**Records to process**
--- START ---

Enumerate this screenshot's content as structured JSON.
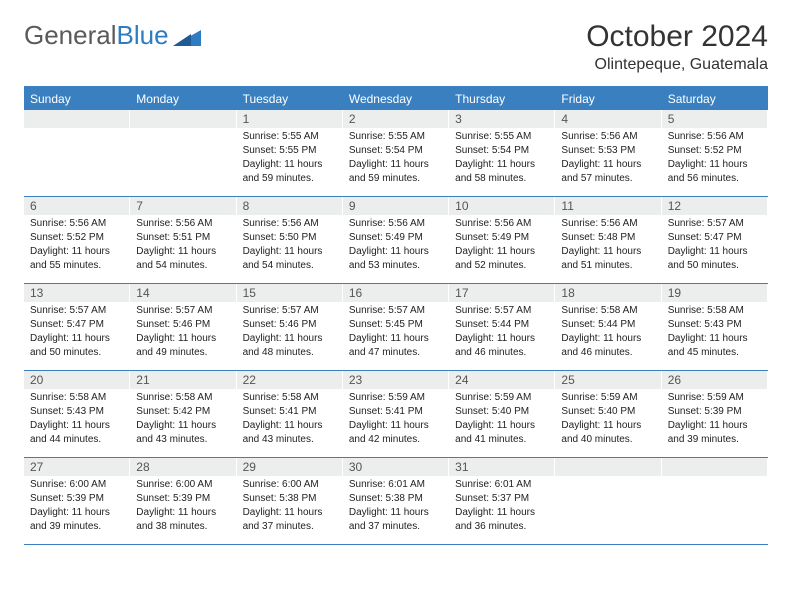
{
  "brand": {
    "part1": "General",
    "part2": "Blue"
  },
  "title": "October 2024",
  "location": "Olintepeque, Guatemala",
  "colors": {
    "header_bar": "#3a80c0",
    "daynum_bg": "#eceded",
    "text": "#222222",
    "logo_gray": "#5a5a5a",
    "logo_blue": "#2e7cc2"
  },
  "fonts": {
    "base_family": "Arial",
    "title_size_pt": 22,
    "location_size_pt": 12,
    "weekday_size_pt": 9,
    "cell_size_pt": 7.5
  },
  "weekdays": [
    "Sunday",
    "Monday",
    "Tuesday",
    "Wednesday",
    "Thursday",
    "Friday",
    "Saturday"
  ],
  "weeks": [
    [
      null,
      null,
      {
        "n": "1",
        "sunrise": "Sunrise: 5:55 AM",
        "sunset": "Sunset: 5:55 PM",
        "day1": "Daylight: 11 hours",
        "day2": "and 59 minutes."
      },
      {
        "n": "2",
        "sunrise": "Sunrise: 5:55 AM",
        "sunset": "Sunset: 5:54 PM",
        "day1": "Daylight: 11 hours",
        "day2": "and 59 minutes."
      },
      {
        "n": "3",
        "sunrise": "Sunrise: 5:55 AM",
        "sunset": "Sunset: 5:54 PM",
        "day1": "Daylight: 11 hours",
        "day2": "and 58 minutes."
      },
      {
        "n": "4",
        "sunrise": "Sunrise: 5:56 AM",
        "sunset": "Sunset: 5:53 PM",
        "day1": "Daylight: 11 hours",
        "day2": "and 57 minutes."
      },
      {
        "n": "5",
        "sunrise": "Sunrise: 5:56 AM",
        "sunset": "Sunset: 5:52 PM",
        "day1": "Daylight: 11 hours",
        "day2": "and 56 minutes."
      }
    ],
    [
      {
        "n": "6",
        "sunrise": "Sunrise: 5:56 AM",
        "sunset": "Sunset: 5:52 PM",
        "day1": "Daylight: 11 hours",
        "day2": "and 55 minutes."
      },
      {
        "n": "7",
        "sunrise": "Sunrise: 5:56 AM",
        "sunset": "Sunset: 5:51 PM",
        "day1": "Daylight: 11 hours",
        "day2": "and 54 minutes."
      },
      {
        "n": "8",
        "sunrise": "Sunrise: 5:56 AM",
        "sunset": "Sunset: 5:50 PM",
        "day1": "Daylight: 11 hours",
        "day2": "and 54 minutes."
      },
      {
        "n": "9",
        "sunrise": "Sunrise: 5:56 AM",
        "sunset": "Sunset: 5:49 PM",
        "day1": "Daylight: 11 hours",
        "day2": "and 53 minutes."
      },
      {
        "n": "10",
        "sunrise": "Sunrise: 5:56 AM",
        "sunset": "Sunset: 5:49 PM",
        "day1": "Daylight: 11 hours",
        "day2": "and 52 minutes."
      },
      {
        "n": "11",
        "sunrise": "Sunrise: 5:56 AM",
        "sunset": "Sunset: 5:48 PM",
        "day1": "Daylight: 11 hours",
        "day2": "and 51 minutes."
      },
      {
        "n": "12",
        "sunrise": "Sunrise: 5:57 AM",
        "sunset": "Sunset: 5:47 PM",
        "day1": "Daylight: 11 hours",
        "day2": "and 50 minutes."
      }
    ],
    [
      {
        "n": "13",
        "sunrise": "Sunrise: 5:57 AM",
        "sunset": "Sunset: 5:47 PM",
        "day1": "Daylight: 11 hours",
        "day2": "and 50 minutes."
      },
      {
        "n": "14",
        "sunrise": "Sunrise: 5:57 AM",
        "sunset": "Sunset: 5:46 PM",
        "day1": "Daylight: 11 hours",
        "day2": "and 49 minutes."
      },
      {
        "n": "15",
        "sunrise": "Sunrise: 5:57 AM",
        "sunset": "Sunset: 5:46 PM",
        "day1": "Daylight: 11 hours",
        "day2": "and 48 minutes."
      },
      {
        "n": "16",
        "sunrise": "Sunrise: 5:57 AM",
        "sunset": "Sunset: 5:45 PM",
        "day1": "Daylight: 11 hours",
        "day2": "and 47 minutes."
      },
      {
        "n": "17",
        "sunrise": "Sunrise: 5:57 AM",
        "sunset": "Sunset: 5:44 PM",
        "day1": "Daylight: 11 hours",
        "day2": "and 46 minutes."
      },
      {
        "n": "18",
        "sunrise": "Sunrise: 5:58 AM",
        "sunset": "Sunset: 5:44 PM",
        "day1": "Daylight: 11 hours",
        "day2": "and 46 minutes."
      },
      {
        "n": "19",
        "sunrise": "Sunrise: 5:58 AM",
        "sunset": "Sunset: 5:43 PM",
        "day1": "Daylight: 11 hours",
        "day2": "and 45 minutes."
      }
    ],
    [
      {
        "n": "20",
        "sunrise": "Sunrise: 5:58 AM",
        "sunset": "Sunset: 5:43 PM",
        "day1": "Daylight: 11 hours",
        "day2": "and 44 minutes."
      },
      {
        "n": "21",
        "sunrise": "Sunrise: 5:58 AM",
        "sunset": "Sunset: 5:42 PM",
        "day1": "Daylight: 11 hours",
        "day2": "and 43 minutes."
      },
      {
        "n": "22",
        "sunrise": "Sunrise: 5:58 AM",
        "sunset": "Sunset: 5:41 PM",
        "day1": "Daylight: 11 hours",
        "day2": "and 43 minutes."
      },
      {
        "n": "23",
        "sunrise": "Sunrise: 5:59 AM",
        "sunset": "Sunset: 5:41 PM",
        "day1": "Daylight: 11 hours",
        "day2": "and 42 minutes."
      },
      {
        "n": "24",
        "sunrise": "Sunrise: 5:59 AM",
        "sunset": "Sunset: 5:40 PM",
        "day1": "Daylight: 11 hours",
        "day2": "and 41 minutes."
      },
      {
        "n": "25",
        "sunrise": "Sunrise: 5:59 AM",
        "sunset": "Sunset: 5:40 PM",
        "day1": "Daylight: 11 hours",
        "day2": "and 40 minutes."
      },
      {
        "n": "26",
        "sunrise": "Sunrise: 5:59 AM",
        "sunset": "Sunset: 5:39 PM",
        "day1": "Daylight: 11 hours",
        "day2": "and 39 minutes."
      }
    ],
    [
      {
        "n": "27",
        "sunrise": "Sunrise: 6:00 AM",
        "sunset": "Sunset: 5:39 PM",
        "day1": "Daylight: 11 hours",
        "day2": "and 39 minutes."
      },
      {
        "n": "28",
        "sunrise": "Sunrise: 6:00 AM",
        "sunset": "Sunset: 5:39 PM",
        "day1": "Daylight: 11 hours",
        "day2": "and 38 minutes."
      },
      {
        "n": "29",
        "sunrise": "Sunrise: 6:00 AM",
        "sunset": "Sunset: 5:38 PM",
        "day1": "Daylight: 11 hours",
        "day2": "and 37 minutes."
      },
      {
        "n": "30",
        "sunrise": "Sunrise: 6:01 AM",
        "sunset": "Sunset: 5:38 PM",
        "day1": "Daylight: 11 hours",
        "day2": "and 37 minutes."
      },
      {
        "n": "31",
        "sunrise": "Sunrise: 6:01 AM",
        "sunset": "Sunset: 5:37 PM",
        "day1": "Daylight: 11 hours",
        "day2": "and 36 minutes."
      },
      null,
      null
    ]
  ]
}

--- END ---

**Short exercise**
Set down all the data again exactly as above, pictures excluded.

**Written answer**
Enumerate this screenshot's content as structured JSON.
{
  "brand": {
    "part1": "General",
    "part2": "Blue"
  },
  "title": "October 2024",
  "location": "Olintepeque, Guatemala",
  "colors": {
    "header_bar": "#3a80c0",
    "daynum_bg": "#eceded",
    "text": "#222222",
    "logo_gray": "#5a5a5a",
    "logo_blue": "#2e7cc2"
  },
  "fonts": {
    "base_family": "Arial",
    "title_size_pt": 22,
    "location_size_pt": 12,
    "weekday_size_pt": 9,
    "cell_size_pt": 7.5
  },
  "weekdays": [
    "Sunday",
    "Monday",
    "Tuesday",
    "Wednesday",
    "Thursday",
    "Friday",
    "Saturday"
  ],
  "weeks": [
    [
      null,
      null,
      {
        "n": "1",
        "sunrise": "Sunrise: 5:55 AM",
        "sunset": "Sunset: 5:55 PM",
        "day1": "Daylight: 11 hours",
        "day2": "and 59 minutes."
      },
      {
        "n": "2",
        "sunrise": "Sunrise: 5:55 AM",
        "sunset": "Sunset: 5:54 PM",
        "day1": "Daylight: 11 hours",
        "day2": "and 59 minutes."
      },
      {
        "n": "3",
        "sunrise": "Sunrise: 5:55 AM",
        "sunset": "Sunset: 5:54 PM",
        "day1": "Daylight: 11 hours",
        "day2": "and 58 minutes."
      },
      {
        "n": "4",
        "sunrise": "Sunrise: 5:56 AM",
        "sunset": "Sunset: 5:53 PM",
        "day1": "Daylight: 11 hours",
        "day2": "and 57 minutes."
      },
      {
        "n": "5",
        "sunrise": "Sunrise: 5:56 AM",
        "sunset": "Sunset: 5:52 PM",
        "day1": "Daylight: 11 hours",
        "day2": "and 56 minutes."
      }
    ],
    [
      {
        "n": "6",
        "sunrise": "Sunrise: 5:56 AM",
        "sunset": "Sunset: 5:52 PM",
        "day1": "Daylight: 11 hours",
        "day2": "and 55 minutes."
      },
      {
        "n": "7",
        "sunrise": "Sunrise: 5:56 AM",
        "sunset": "Sunset: 5:51 PM",
        "day1": "Daylight: 11 hours",
        "day2": "and 54 minutes."
      },
      {
        "n": "8",
        "sunrise": "Sunrise: 5:56 AM",
        "sunset": "Sunset: 5:50 PM",
        "day1": "Daylight: 11 hours",
        "day2": "and 54 minutes."
      },
      {
        "n": "9",
        "sunrise": "Sunrise: 5:56 AM",
        "sunset": "Sunset: 5:49 PM",
        "day1": "Daylight: 11 hours",
        "day2": "and 53 minutes."
      },
      {
        "n": "10",
        "sunrise": "Sunrise: 5:56 AM",
        "sunset": "Sunset: 5:49 PM",
        "day1": "Daylight: 11 hours",
        "day2": "and 52 minutes."
      },
      {
        "n": "11",
        "sunrise": "Sunrise: 5:56 AM",
        "sunset": "Sunset: 5:48 PM",
        "day1": "Daylight: 11 hours",
        "day2": "and 51 minutes."
      },
      {
        "n": "12",
        "sunrise": "Sunrise: 5:57 AM",
        "sunset": "Sunset: 5:47 PM",
        "day1": "Daylight: 11 hours",
        "day2": "and 50 minutes."
      }
    ],
    [
      {
        "n": "13",
        "sunrise": "Sunrise: 5:57 AM",
        "sunset": "Sunset: 5:47 PM",
        "day1": "Daylight: 11 hours",
        "day2": "and 50 minutes."
      },
      {
        "n": "14",
        "sunrise": "Sunrise: 5:57 AM",
        "sunset": "Sunset: 5:46 PM",
        "day1": "Daylight: 11 hours",
        "day2": "and 49 minutes."
      },
      {
        "n": "15",
        "sunrise": "Sunrise: 5:57 AM",
        "sunset": "Sunset: 5:46 PM",
        "day1": "Daylight: 11 hours",
        "day2": "and 48 minutes."
      },
      {
        "n": "16",
        "sunrise": "Sunrise: 5:57 AM",
        "sunset": "Sunset: 5:45 PM",
        "day1": "Daylight: 11 hours",
        "day2": "and 47 minutes."
      },
      {
        "n": "17",
        "sunrise": "Sunrise: 5:57 AM",
        "sunset": "Sunset: 5:44 PM",
        "day1": "Daylight: 11 hours",
        "day2": "and 46 minutes."
      },
      {
        "n": "18",
        "sunrise": "Sunrise: 5:58 AM",
        "sunset": "Sunset: 5:44 PM",
        "day1": "Daylight: 11 hours",
        "day2": "and 46 minutes."
      },
      {
        "n": "19",
        "sunrise": "Sunrise: 5:58 AM",
        "sunset": "Sunset: 5:43 PM",
        "day1": "Daylight: 11 hours",
        "day2": "and 45 minutes."
      }
    ],
    [
      {
        "n": "20",
        "sunrise": "Sunrise: 5:58 AM",
        "sunset": "Sunset: 5:43 PM",
        "day1": "Daylight: 11 hours",
        "day2": "and 44 minutes."
      },
      {
        "n": "21",
        "sunrise": "Sunrise: 5:58 AM",
        "sunset": "Sunset: 5:42 PM",
        "day1": "Daylight: 11 hours",
        "day2": "and 43 minutes."
      },
      {
        "n": "22",
        "sunrise": "Sunrise: 5:58 AM",
        "sunset": "Sunset: 5:41 PM",
        "day1": "Daylight: 11 hours",
        "day2": "and 43 minutes."
      },
      {
        "n": "23",
        "sunrise": "Sunrise: 5:59 AM",
        "sunset": "Sunset: 5:41 PM",
        "day1": "Daylight: 11 hours",
        "day2": "and 42 minutes."
      },
      {
        "n": "24",
        "sunrise": "Sunrise: 5:59 AM",
        "sunset": "Sunset: 5:40 PM",
        "day1": "Daylight: 11 hours",
        "day2": "and 41 minutes."
      },
      {
        "n": "25",
        "sunrise": "Sunrise: 5:59 AM",
        "sunset": "Sunset: 5:40 PM",
        "day1": "Daylight: 11 hours",
        "day2": "and 40 minutes."
      },
      {
        "n": "26",
        "sunrise": "Sunrise: 5:59 AM",
        "sunset": "Sunset: 5:39 PM",
        "day1": "Daylight: 11 hours",
        "day2": "and 39 minutes."
      }
    ],
    [
      {
        "n": "27",
        "sunrise": "Sunrise: 6:00 AM",
        "sunset": "Sunset: 5:39 PM",
        "day1": "Daylight: 11 hours",
        "day2": "and 39 minutes."
      },
      {
        "n": "28",
        "sunrise": "Sunrise: 6:00 AM",
        "sunset": "Sunset: 5:39 PM",
        "day1": "Daylight: 11 hours",
        "day2": "and 38 minutes."
      },
      {
        "n": "29",
        "sunrise": "Sunrise: 6:00 AM",
        "sunset": "Sunset: 5:38 PM",
        "day1": "Daylight: 11 hours",
        "day2": "and 37 minutes."
      },
      {
        "n": "30",
        "sunrise": "Sunrise: 6:01 AM",
        "sunset": "Sunset: 5:38 PM",
        "day1": "Daylight: 11 hours",
        "day2": "and 37 minutes."
      },
      {
        "n": "31",
        "sunrise": "Sunrise: 6:01 AM",
        "sunset": "Sunset: 5:37 PM",
        "day1": "Daylight: 11 hours",
        "day2": "and 36 minutes."
      },
      null,
      null
    ]
  ]
}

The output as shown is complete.